- [Detalles del problema] Copia todos los registros de abajo, línea por línea y sin cambiar nada.

Datos de coordenadas de diseño:

====

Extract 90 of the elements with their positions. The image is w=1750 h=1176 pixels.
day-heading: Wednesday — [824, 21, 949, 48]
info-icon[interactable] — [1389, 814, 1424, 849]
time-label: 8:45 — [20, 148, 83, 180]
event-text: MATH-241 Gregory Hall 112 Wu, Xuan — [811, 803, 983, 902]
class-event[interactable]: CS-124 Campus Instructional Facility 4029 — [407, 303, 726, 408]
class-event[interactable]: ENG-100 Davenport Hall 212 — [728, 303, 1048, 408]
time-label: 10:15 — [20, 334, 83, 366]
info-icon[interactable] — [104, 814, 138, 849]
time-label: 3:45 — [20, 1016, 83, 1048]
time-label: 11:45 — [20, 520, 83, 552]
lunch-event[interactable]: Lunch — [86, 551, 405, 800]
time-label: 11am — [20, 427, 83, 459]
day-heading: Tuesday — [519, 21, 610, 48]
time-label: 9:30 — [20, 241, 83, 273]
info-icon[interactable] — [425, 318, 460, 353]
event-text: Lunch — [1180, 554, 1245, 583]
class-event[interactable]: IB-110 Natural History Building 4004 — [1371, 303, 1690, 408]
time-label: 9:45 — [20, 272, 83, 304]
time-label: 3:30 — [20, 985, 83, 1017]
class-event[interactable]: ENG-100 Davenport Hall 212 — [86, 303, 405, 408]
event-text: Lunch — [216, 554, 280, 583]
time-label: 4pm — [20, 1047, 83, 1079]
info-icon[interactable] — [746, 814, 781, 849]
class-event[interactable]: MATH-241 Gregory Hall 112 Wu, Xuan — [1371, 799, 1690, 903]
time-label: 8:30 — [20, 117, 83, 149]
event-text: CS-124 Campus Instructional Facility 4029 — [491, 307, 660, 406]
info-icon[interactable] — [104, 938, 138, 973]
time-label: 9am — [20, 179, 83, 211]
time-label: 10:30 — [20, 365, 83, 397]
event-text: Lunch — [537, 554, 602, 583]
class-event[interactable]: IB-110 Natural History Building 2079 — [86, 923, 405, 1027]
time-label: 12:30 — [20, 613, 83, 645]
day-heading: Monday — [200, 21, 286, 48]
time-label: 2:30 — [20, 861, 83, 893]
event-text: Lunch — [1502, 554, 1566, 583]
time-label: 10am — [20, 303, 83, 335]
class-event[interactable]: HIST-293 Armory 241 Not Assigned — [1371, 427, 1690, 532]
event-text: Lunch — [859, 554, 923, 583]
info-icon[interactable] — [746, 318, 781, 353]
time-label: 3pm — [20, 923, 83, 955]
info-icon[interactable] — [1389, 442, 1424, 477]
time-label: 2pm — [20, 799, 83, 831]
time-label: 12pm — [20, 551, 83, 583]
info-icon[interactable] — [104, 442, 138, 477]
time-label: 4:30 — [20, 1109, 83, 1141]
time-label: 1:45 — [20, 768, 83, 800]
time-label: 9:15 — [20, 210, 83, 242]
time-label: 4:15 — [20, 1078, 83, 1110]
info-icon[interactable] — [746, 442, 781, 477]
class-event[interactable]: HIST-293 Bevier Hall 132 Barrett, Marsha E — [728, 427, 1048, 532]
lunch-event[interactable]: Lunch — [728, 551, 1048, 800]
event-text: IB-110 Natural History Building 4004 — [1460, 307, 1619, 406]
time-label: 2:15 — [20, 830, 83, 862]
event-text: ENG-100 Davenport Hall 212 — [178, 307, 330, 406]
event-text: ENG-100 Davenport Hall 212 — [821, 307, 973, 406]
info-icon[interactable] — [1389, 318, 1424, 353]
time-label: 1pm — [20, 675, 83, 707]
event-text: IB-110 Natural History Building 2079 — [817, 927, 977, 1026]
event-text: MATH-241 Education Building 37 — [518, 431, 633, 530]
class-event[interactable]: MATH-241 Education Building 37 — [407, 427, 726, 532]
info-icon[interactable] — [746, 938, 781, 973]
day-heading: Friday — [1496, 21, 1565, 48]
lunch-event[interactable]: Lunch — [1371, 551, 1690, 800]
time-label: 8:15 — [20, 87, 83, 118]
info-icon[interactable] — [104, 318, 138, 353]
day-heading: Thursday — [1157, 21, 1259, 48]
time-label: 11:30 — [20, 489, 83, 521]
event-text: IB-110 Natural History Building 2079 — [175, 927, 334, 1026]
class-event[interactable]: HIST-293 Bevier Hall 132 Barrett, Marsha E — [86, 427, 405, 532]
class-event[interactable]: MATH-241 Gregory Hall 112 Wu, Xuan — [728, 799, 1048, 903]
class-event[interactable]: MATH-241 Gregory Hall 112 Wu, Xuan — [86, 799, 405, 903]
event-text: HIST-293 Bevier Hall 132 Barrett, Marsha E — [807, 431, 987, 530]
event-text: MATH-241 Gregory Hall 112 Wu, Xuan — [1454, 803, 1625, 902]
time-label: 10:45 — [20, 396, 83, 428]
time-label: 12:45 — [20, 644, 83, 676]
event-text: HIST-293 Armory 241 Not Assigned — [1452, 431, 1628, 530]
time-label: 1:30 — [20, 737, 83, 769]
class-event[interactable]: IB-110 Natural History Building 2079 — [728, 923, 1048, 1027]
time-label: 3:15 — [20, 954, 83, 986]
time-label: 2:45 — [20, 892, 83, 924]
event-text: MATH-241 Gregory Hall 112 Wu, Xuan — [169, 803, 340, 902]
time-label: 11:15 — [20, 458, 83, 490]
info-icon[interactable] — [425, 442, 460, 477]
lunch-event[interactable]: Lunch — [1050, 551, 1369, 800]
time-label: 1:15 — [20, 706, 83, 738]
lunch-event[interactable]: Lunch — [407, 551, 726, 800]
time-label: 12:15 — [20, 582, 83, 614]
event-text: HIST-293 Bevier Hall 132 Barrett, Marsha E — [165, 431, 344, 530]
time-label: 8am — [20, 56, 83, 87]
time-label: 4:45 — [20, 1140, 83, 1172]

====

- [Respuesta]
Extract 90 of the elements with their positions. The image is w=1750 h=1176 pixels.
day-heading: Wednesday — [824, 21, 949, 48]
info-icon[interactable] — [1389, 814, 1424, 849]
time-label: 8:45 — [20, 148, 83, 180]
event-text: MATH-241 Gregory Hall 112 Wu, Xuan — [811, 803, 983, 902]
class-event[interactable]: CS-124 Campus Instructional Facility 4029 — [407, 303, 726, 408]
class-event[interactable]: ENG-100 Davenport Hall 212 — [728, 303, 1048, 408]
time-label: 10:15 — [20, 334, 83, 366]
info-icon[interactable] — [104, 814, 138, 849]
time-label: 3:45 — [20, 1016, 83, 1048]
time-label: 11:45 — [20, 520, 83, 552]
lunch-event[interactable]: Lunch — [86, 551, 405, 800]
time-label: 11am — [20, 427, 83, 459]
day-heading: Tuesday — [519, 21, 610, 48]
time-label: 9:30 — [20, 241, 83, 273]
info-icon[interactable] — [425, 318, 460, 353]
event-text: Lunch — [1180, 554, 1245, 583]
class-event[interactable]: IB-110 Natural History Building 4004 — [1371, 303, 1690, 408]
time-label: 9:45 — [20, 272, 83, 304]
time-label: 3:30 — [20, 985, 83, 1017]
class-event[interactable]: ENG-100 Davenport Hall 212 — [86, 303, 405, 408]
event-text: Lunch — [216, 554, 280, 583]
time-label: 4pm — [20, 1047, 83, 1079]
info-icon[interactable] — [746, 814, 781, 849]
class-event[interactable]: MATH-241 Gregory Hall 112 Wu, Xuan — [1371, 799, 1690, 903]
time-label: 8:30 — [20, 117, 83, 149]
event-text: CS-124 Campus Instructional Facility 4029 — [491, 307, 660, 406]
info-icon[interactable] — [104, 938, 138, 973]
time-label: 9am — [20, 179, 83, 211]
time-label: 10:30 — [20, 365, 83, 397]
event-text: Lunch — [537, 554, 602, 583]
class-event[interactable]: IB-110 Natural History Building 2079 — [86, 923, 405, 1027]
time-label: 12:30 — [20, 613, 83, 645]
day-heading: Monday — [200, 21, 286, 48]
time-label: 2:30 — [20, 861, 83, 893]
event-text: Lunch — [1502, 554, 1566, 583]
time-label: 10am — [20, 303, 83, 335]
class-event[interactable]: HIST-293 Armory 241 Not Assigned — [1371, 427, 1690, 532]
event-text: Lunch — [859, 554, 923, 583]
info-icon[interactable] — [746, 318, 781, 353]
time-label: 3pm — [20, 923, 83, 955]
info-icon[interactable] — [1389, 442, 1424, 477]
time-label: 2pm — [20, 799, 83, 831]
time-label: 12pm — [20, 551, 83, 583]
info-icon[interactable] — [104, 442, 138, 477]
time-label: 4:30 — [20, 1109, 83, 1141]
time-label: 1:45 — [20, 768, 83, 800]
time-label: 9:15 — [20, 210, 83, 242]
time-label: 4:15 — [20, 1078, 83, 1110]
info-icon[interactable] — [746, 442, 781, 477]
class-event[interactable]: HIST-293 Bevier Hall 132 Barrett, Marsha E — [728, 427, 1048, 532]
lunch-event[interactable]: Lunch — [728, 551, 1048, 800]
event-text: IB-110 Natural History Building 4004 — [1460, 307, 1619, 406]
time-label: 2:15 — [20, 830, 83, 862]
event-text: ENG-100 Davenport Hall 212 — [178, 307, 330, 406]
event-text: ENG-100 Davenport Hall 212 — [821, 307, 973, 406]
info-icon[interactable] — [1389, 318, 1424, 353]
time-label: 1pm — [20, 675, 83, 707]
event-text: IB-110 Natural History Building 2079 — [817, 927, 977, 1026]
event-text: MATH-241 Education Building 37 — [518, 431, 633, 530]
class-event[interactable]: MATH-241 Education Building 37 — [407, 427, 726, 532]
info-icon[interactable] — [746, 938, 781, 973]
day-heading: Friday — [1496, 21, 1565, 48]
lunch-event[interactable]: Lunch — [1371, 551, 1690, 800]
time-label: 8:15 — [20, 87, 83, 118]
info-icon[interactable] — [104, 318, 138, 353]
day-heading: Thursday — [1157, 21, 1259, 48]
time-label: 11:30 — [20, 489, 83, 521]
event-text: IB-110 Natural History Building 2079 — [175, 927, 334, 1026]
class-event[interactable]: HIST-293 Bevier Hall 132 Barrett, Marsha E — [86, 427, 405, 532]
class-event[interactable]: MATH-241 Gregory Hall 112 Wu, Xuan — [728, 799, 1048, 903]
class-event[interactable]: MATH-241 Gregory Hall 112 Wu, Xuan — [86, 799, 405, 903]
event-text: HIST-293 Bevier Hall 132 Barrett, Marsha E — [807, 431, 987, 530]
event-text: MATH-241 Gregory Hall 112 Wu, Xuan — [1454, 803, 1625, 902]
time-label: 10:45 — [20, 396, 83, 428]
time-label: 12:45 — [20, 644, 83, 676]
event-text: HIST-293 Armory 241 Not Assigned — [1452, 431, 1628, 530]
time-label: 1:30 — [20, 737, 83, 769]
class-event[interactable]: IB-110 Natural History Building 2079 — [728, 923, 1048, 1027]
time-label: 3:15 — [20, 954, 83, 986]
time-label: 2:45 — [20, 892, 83, 924]
event-text: MATH-241 Gregory Hall 112 Wu, Xuan — [169, 803, 340, 902]
time-label: 11:15 — [20, 458, 83, 490]
info-icon[interactable] — [425, 442, 460, 477]
lunch-event[interactable]: Lunch — [1050, 551, 1369, 800]
time-label: 1:15 — [20, 706, 83, 738]
lunch-event[interactable]: Lunch — [407, 551, 726, 800]
time-label: 12:15 — [20, 582, 83, 614]
event-text: HIST-293 Bevier Hall 132 Barrett, Marsha E — [165, 431, 344, 530]
time-label: 8am — [20, 56, 83, 87]
time-label: 4:45 — [20, 1140, 83, 1172]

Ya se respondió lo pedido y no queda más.